### Problem to work on
Will you give the material below again, every line exactly as it is?

— start Supplied records —

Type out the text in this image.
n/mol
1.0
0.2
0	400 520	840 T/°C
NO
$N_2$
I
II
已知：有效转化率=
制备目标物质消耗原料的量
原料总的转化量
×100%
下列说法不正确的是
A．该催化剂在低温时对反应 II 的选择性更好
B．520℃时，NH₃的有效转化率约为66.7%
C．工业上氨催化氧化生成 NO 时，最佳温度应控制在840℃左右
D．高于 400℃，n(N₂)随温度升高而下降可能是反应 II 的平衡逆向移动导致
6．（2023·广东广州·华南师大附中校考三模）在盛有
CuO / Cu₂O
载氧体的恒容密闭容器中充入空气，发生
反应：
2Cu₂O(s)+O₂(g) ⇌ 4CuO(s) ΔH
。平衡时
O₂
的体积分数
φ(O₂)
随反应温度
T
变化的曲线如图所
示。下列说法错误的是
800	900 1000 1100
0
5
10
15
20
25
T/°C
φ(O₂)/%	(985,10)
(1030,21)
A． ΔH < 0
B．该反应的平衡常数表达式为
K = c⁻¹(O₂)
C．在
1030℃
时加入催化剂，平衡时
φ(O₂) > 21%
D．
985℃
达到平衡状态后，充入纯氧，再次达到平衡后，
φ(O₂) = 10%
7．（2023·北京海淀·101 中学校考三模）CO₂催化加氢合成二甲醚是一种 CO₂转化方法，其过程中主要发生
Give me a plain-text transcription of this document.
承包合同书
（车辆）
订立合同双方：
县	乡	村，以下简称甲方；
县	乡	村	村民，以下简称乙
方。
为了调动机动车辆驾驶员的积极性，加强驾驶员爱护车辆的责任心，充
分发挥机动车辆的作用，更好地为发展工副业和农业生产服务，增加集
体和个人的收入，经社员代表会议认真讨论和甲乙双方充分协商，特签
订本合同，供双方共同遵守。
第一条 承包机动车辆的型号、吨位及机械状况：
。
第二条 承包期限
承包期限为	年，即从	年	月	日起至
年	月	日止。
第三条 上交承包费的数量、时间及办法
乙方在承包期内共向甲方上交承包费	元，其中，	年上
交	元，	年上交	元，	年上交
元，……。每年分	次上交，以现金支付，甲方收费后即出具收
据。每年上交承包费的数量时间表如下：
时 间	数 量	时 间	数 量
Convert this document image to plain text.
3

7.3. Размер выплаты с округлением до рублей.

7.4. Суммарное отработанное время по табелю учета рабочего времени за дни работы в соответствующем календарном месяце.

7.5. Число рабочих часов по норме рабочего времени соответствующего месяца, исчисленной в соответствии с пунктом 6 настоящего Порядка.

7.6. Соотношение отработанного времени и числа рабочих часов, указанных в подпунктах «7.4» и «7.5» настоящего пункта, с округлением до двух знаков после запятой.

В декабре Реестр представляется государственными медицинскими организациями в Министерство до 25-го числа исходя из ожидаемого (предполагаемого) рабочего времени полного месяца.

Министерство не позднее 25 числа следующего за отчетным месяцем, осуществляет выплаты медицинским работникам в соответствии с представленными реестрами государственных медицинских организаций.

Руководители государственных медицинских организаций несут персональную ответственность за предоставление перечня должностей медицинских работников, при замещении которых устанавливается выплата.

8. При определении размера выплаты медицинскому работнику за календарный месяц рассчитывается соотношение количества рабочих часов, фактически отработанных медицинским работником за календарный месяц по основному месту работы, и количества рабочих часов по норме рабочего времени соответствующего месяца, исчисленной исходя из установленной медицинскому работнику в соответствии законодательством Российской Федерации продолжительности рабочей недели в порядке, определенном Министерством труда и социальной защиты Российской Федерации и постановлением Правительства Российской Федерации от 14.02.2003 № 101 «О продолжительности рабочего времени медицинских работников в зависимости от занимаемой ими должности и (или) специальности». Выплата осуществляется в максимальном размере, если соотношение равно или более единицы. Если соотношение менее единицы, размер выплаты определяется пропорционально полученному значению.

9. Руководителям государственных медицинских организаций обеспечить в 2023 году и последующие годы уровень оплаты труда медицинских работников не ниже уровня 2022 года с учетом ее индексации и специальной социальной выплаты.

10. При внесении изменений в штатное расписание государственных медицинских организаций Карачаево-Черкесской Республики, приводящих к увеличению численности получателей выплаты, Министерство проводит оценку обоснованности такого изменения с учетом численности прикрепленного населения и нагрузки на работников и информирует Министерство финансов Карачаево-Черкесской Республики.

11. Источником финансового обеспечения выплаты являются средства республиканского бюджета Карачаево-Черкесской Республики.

— end Supplied records —

### Exercise answer
Type out the text in this image.
n/mol
1.0
0.2
0	400 520	840 T/°C
NO
$N_2$
I
II
已知：有效转化率=
制备目标物质消耗原料的量
原料总的转化量
×100%
下列说法不正确的是
A．该催化剂在低温时对反应 II 的选择性更好
B．520℃时，NH₃的有效转化率约为66.7%
C．工业上氨催化氧化生成 NO 时，最佳温度应控制在840℃左右
D．高于 400℃，n(N₂)随温度升高而下降可能是反应 II 的平衡逆向移动导致
6．（2023·广东广州·华南师大附中校考三模）在盛有
CuO / Cu₂O
载氧体的恒容密闭容器中充入空气，发生
反应：
2Cu₂O(s)+O₂(g) ⇌ 4CuO(s) ΔH
。平衡时
O₂
的体积分数
φ(O₂)
随反应温度
T
变化的曲线如图所
示。下列说法错误的是
800	900 1000 1100
0
5
10
15
20
25
T/°C
φ(O₂)/%	(985,10)
(1030,21)
A． ΔH < 0
B．该反应的平衡常数表达式为
K = c⁻¹(O₂)
C．在
1030℃
时加入催化剂，平衡时
φ(O₂) > 21%
D．
985℃
达到平衡状态后，充入纯氧，再次达到平衡后，
φ(O₂) = 10%
7．（2023·北京海淀·101 中学校考三模）CO₂催化加氢合成二甲醚是一种 CO₂转化方法，其过程中主要发生
Give me a plain-text transcription of this document.
承包合同书
（车辆）
订立合同双方：
县	乡	村，以下简称甲方；
县	乡	村	村民，以下简称乙
方。
为了调动机动车辆驾驶员的积极性，加强驾驶员爱护车辆的责任心，充
分发挥机动车辆的作用，更好地为发展工副业和农业生产服务，增加集
体和个人的收入，经社员代表会议认真讨论和甲乙双方充分协商，特签
订本合同，供双方共同遵守。
第一条 承包机动车辆的型号、吨位及机械状况：
。
第二条 承包期限
承包期限为	年，即从	年	月	日起至
年	月	日止。
第三条 上交承包费的数量、时间及办法
乙方在承包期内共向甲方上交承包费	元，其中，	年上
交	元，	年上交	元，	年上交
元，……。每年分	次上交，以现金支付，甲方收费后即出具收
据。每年上交承包费的数量时间表如下：
时 间	数 量	时 间	数 量
Convert this document image to plain text.
3

7.3. Размер выплаты с округлением до рублей.

7.4. Суммарное отработанное время по табелю учета рабочего времени за дни работы в соответствующем календарном месяце.

7.5. Число рабочих часов по норме рабочего времени соответствующего месяца, исчисленной в соответствии с пунктом 6 настоящего Порядка.

7.6. Соотношение отработанного времени и числа рабочих часов, указанных в подпунктах «7.4» и «7.5» настоящего пункта, с округлением до двух знаков после запятой.

В декабре Реестр представляется государственными медицинскими организациями в Министерство до 25-го числа исходя из ожидаемого (предполагаемого) рабочего времени полного месяца.

Министерство не позднее 25 числа следующего за отчетным месяцем, осуществляет выплаты медицинским работникам в соответствии с представленными реестрами государственных медицинских организаций.

Руководители государственных медицинских организаций несут персональную ответственность за предоставление перечня должностей медицинских работников, при замещении которых устанавливается выплата.

8. При определении размера выплаты медицинскому работнику за календарный месяц рассчитывается соотношение количества рабочих часов, фактически отработанных медицинским работником за календарный месяц по основному месту работы, и количества рабочих часов по норме рабочего времени соответствующего месяца, исчисленной исходя из установленной медицинскому работнику в соответствии законодательством Российской Федерации продолжительности рабочей недели в порядке, определенном Министерством труда и социальной защиты Российской Федерации и постановлением Правительства Российской Федерации от 14.02.2003 № 101 «О продолжительности рабочего времени медицинских работников в зависимости от занимаемой ими должности и (или) специальности». Выплата осуществляется в максимальном размере, если соотношение равно или более единицы. Если соотношение менее единицы, размер выплаты определяется пропорционально полученному значению.

9. Руководителям государственных медицинских организаций обеспечить в 2023 году и последующие годы уровень оплаты труда медицинских работников не ниже уровня 2022 года с учетом ее индексации и специальной социальной выплаты.

10. При внесении изменений в штатное расписание государственных медицинских организаций Карачаево-Черкесской Республики, приводящих к увеличению численности получателей выплаты, Министерство проводит оценку обоснованности такого изменения с учетом численности прикрепленного населения и нагрузки на работников и информирует Министерство финансов Карачаево-Черкесской Республики.

11. Источником финансового обеспечения выплаты являются средства республиканского бюджета Карачаево-Черкесской Республики.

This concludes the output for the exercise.